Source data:
────────────────

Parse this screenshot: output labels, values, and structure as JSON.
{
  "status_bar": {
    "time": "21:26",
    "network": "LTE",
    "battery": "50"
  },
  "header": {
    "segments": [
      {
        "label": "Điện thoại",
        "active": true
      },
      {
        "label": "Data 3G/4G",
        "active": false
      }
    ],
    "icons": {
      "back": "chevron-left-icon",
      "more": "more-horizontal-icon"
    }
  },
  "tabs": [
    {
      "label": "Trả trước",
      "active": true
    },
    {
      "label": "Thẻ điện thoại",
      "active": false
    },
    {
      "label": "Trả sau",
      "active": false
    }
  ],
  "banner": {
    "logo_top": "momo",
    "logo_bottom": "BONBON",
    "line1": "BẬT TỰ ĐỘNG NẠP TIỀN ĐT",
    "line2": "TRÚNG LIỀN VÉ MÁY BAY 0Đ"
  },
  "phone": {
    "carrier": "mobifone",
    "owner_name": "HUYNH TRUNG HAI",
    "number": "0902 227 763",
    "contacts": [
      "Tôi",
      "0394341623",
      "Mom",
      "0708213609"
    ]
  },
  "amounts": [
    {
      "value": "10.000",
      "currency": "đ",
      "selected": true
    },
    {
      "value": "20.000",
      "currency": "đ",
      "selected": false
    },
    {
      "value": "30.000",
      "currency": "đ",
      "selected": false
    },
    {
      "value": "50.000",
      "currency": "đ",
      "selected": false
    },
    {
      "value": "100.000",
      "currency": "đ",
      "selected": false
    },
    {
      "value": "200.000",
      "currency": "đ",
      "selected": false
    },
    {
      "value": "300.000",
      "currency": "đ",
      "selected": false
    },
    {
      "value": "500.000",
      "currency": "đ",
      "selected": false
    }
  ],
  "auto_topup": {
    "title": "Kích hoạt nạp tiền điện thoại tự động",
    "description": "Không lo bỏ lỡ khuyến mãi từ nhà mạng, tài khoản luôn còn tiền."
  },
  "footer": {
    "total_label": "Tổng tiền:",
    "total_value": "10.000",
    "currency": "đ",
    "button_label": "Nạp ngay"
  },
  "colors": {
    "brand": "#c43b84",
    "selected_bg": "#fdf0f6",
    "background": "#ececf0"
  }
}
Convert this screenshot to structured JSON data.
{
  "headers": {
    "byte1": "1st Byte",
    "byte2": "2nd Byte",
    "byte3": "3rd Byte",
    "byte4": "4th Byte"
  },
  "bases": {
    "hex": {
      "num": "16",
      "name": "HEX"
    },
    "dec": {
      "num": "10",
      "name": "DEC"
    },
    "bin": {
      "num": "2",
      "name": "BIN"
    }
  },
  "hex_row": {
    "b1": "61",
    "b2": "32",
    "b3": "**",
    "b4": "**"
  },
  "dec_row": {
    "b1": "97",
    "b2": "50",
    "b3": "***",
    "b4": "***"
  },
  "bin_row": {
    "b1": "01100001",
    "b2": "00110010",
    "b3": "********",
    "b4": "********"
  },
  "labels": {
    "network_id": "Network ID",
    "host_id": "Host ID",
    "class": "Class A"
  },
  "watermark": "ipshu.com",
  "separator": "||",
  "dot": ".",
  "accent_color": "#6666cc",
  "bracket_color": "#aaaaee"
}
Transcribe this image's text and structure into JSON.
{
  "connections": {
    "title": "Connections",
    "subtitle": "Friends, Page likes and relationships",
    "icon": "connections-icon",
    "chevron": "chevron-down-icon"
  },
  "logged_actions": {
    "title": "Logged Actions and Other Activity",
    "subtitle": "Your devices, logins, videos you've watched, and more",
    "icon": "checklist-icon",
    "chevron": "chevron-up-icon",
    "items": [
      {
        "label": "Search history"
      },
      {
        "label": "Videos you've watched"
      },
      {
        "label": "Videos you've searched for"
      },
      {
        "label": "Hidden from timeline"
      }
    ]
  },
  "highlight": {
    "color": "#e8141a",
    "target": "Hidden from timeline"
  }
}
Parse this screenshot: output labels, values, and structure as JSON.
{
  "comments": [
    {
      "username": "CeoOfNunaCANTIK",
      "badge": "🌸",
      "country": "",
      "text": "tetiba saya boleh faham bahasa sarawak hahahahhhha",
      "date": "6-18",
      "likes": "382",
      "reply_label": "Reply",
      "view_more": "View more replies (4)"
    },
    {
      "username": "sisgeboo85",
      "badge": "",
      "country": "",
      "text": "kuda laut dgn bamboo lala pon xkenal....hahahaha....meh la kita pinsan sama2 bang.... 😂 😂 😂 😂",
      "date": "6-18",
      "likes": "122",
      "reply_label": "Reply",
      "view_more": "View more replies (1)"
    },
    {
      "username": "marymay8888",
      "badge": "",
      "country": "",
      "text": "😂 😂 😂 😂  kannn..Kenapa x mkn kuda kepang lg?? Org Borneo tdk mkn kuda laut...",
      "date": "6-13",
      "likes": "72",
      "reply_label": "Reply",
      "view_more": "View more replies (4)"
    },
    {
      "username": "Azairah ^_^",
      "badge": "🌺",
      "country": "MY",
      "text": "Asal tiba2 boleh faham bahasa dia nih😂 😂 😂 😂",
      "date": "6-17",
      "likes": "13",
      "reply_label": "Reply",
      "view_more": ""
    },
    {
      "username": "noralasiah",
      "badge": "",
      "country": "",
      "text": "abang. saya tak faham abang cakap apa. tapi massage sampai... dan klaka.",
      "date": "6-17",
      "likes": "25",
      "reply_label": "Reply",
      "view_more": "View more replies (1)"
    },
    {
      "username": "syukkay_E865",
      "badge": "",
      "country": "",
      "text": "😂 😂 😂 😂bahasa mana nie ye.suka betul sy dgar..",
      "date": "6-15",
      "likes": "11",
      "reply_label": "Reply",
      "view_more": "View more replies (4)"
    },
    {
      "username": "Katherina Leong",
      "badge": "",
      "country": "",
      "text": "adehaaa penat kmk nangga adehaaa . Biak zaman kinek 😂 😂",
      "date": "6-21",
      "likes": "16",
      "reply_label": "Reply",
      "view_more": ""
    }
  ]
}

────────────────

OBJECTIVE: Write out every record, exactly as written.

SOLUTION TO THIS EXERCISE:
Parse this screenshot: output labels, values, and structure as JSON.
{
  "status_bar": {
    "time": "21:26",
    "network": "LTE",
    "battery": "50"
  },
  "header": {
    "segments": [
      {
        "label": "Điện thoại",
        "active": true
      },
      {
        "label": "Data 3G/4G",
        "active": false
      }
    ],
    "icons": {
      "back": "chevron-left-icon",
      "more": "more-horizontal-icon"
    }
  },
  "tabs": [
    {
      "label": "Trả trước",
      "active": true
    },
    {
      "label": "Thẻ điện thoại",
      "active": false
    },
    {
      "label": "Trả sau",
      "active": false
    }
  ],
  "banner": {
    "logo_top": "momo",
    "logo_bottom": "BONBON",
    "line1": "BẬT TỰ ĐỘNG NẠP TIỀN ĐT",
    "line2": "TRÚNG LIỀN VÉ MÁY BAY 0Đ"
  },
  "phone": {
    "carrier": "mobifone",
    "owner_name": "HUYNH TRUNG HAI",
    "number": "0902 227 763",
    "contacts": [
      "Tôi",
      "0394341623",
      "Mom",
      "0708213609"
    ]
  },
  "amounts": [
    {
      "value": "10.000",
      "currency": "đ",
      "selected": true
    },
    {
      "value": "20.000",
      "currency": "đ",
      "selected": false
    },
    {
      "value": "30.000",
      "currency": "đ",
      "selected": false
    },
    {
      "value": "50.000",
      "currency": "đ",
      "selected": false
    },
    {
      "value": "100.000",
      "currency": "đ",
      "selected": false
    },
    {
      "value": "200.000",
      "currency": "đ",
      "selected": false
    },
    {
      "value": "300.000",
      "currency": "đ",
      "selected": false
    },
    {
      "value": "500.000",
      "currency": "đ",
      "selected": false
    }
  ],
  "auto_topup": {
    "title": "Kích hoạt nạp tiền điện thoại tự động",
    "description": "Không lo bỏ lỡ khuyến mãi từ nhà mạng, tài khoản luôn còn tiền."
  },
  "footer": {
    "total_label": "Tổng tiền:",
    "total_value": "10.000",
    "currency": "đ",
    "button_label": "Nạp ngay"
  },
  "colors": {
    "brand": "#c43b84",
    "selected_bg": "#fdf0f6",
    "background": "#ececf0"
  }
}
Convert this screenshot to structured JSON data.
{
  "headers": {
    "byte1": "1st Byte",
    "byte2": "2nd Byte",
    "byte3": "3rd Byte",
    "byte4": "4th Byte"
  },
  "bases": {
    "hex": {
      "num": "16",
      "name": "HEX"
    },
    "dec": {
      "num": "10",
      "name": "DEC"
    },
    "bin": {
      "num": "2",
      "name": "BIN"
    }
  },
  "hex_row": {
    "b1": "61",
    "b2": "32",
    "b3": "**",
    "b4": "**"
  },
  "dec_row": {
    "b1": "97",
    "b2": "50",
    "b3": "***",
    "b4": "***"
  },
  "bin_row": {
    "b1": "01100001",
    "b2": "00110010",
    "b3": "********",
    "b4": "********"
  },
  "labels": {
    "network_id": "Network ID",
    "host_id": "Host ID",
    "class": "Class A"
  },
  "watermark": "ipshu.com",
  "separator": "||",
  "dot": ".",
  "accent_color": "#6666cc",
  "bracket_color": "#aaaaee"
}
Transcribe this image's text and structure into JSON.
{
  "connections": {
    "title": "Connections",
    "subtitle": "Friends, Page likes and relationships",
    "icon": "connections-icon",
    "chevron": "chevron-down-icon"
  },
  "logged_actions": {
    "title": "Logged Actions and Other Activity",
    "subtitle": "Your devices, logins, videos you've watched, and more",
    "icon": "checklist-icon",
    "chevron": "chevron-up-icon",
    "items": [
      {
        "label": "Search history"
      },
      {
        "label": "Videos you've watched"
      },
      {
        "label": "Videos you've searched for"
      },
      {
        "label": "Hidden from timeline"
      }
    ]
  },
  "highlight": {
    "color": "#e8141a",
    "target": "Hidden from timeline"
  }
}
Parse this screenshot: output labels, values, and structure as JSON.
{
  "comments": [
    {
      "username": "CeoOfNunaCANTIK",
      "badge": "🌸",
      "country": "",
      "text": "tetiba saya boleh faham bahasa sarawak hahahahhhha",
      "date": "6-18",
      "likes": "382",
      "reply_label": "Reply",
      "view_more": "View more replies (4)"
    },
    {
      "username": "sisgeboo85",
      "badge": "",
      "country": "",
      "text": "kuda laut dgn bamboo lala pon xkenal....hahahaha....meh la kita pinsan sama2 bang.... 😂 😂 😂 😂",
      "date": "6-18",
      "likes": "122",
      "reply_label": "Reply",
      "view_more": "View more replies (1)"
    },
    {
      "username": "marymay8888",
      "badge": "",
      "country": "",
      "text": "😂 😂 😂 😂  kannn..Kenapa x mkn kuda kepang lg?? Org Borneo tdk mkn kuda laut...",
      "date": "6-13",
      "likes": "72",
      "reply_label": "Reply",
      "view_more": "View more replies (4)"
    },
    {
      "username": "Azairah ^_^",
      "badge": "🌺",
      "country": "MY",
      "text": "Asal tiba2 boleh faham bahasa dia nih😂 😂 😂 😂",
      "date": "6-17",
      "likes": "13",
      "reply_label": "Reply",
      "view_more": ""
    },
    {
      "username": "noralasiah",
      "badge": "",
      "country": "",
      "text": "abang. saya tak faham abang cakap apa. tapi massage sampai... dan klaka.",
      "date": "6-17",
      "likes": "25",
      "reply_label": "Reply",
      "view_more": "View more replies (1)"
    },
    {
      "username": "syukkay_E865",
      "badge": "",
      "country": "",
      "text": "😂 😂 😂 😂bahasa mana nie ye.suka betul sy dgar..",
      "date": "6-15",
      "likes": "11",
      "reply_label": "Reply",
      "view_more": "View more replies (4)"
    },
    {
      "username": "Katherina Leong",
      "badge": "",
      "country": "",
      "text": "adehaaa penat kmk nangga adehaaa . Biak zaman kinek 😂 😂",
      "date": "6-21",
      "likes": "16",
      "reply_label": "Reply",
      "view_more": ""
    }
  ]
}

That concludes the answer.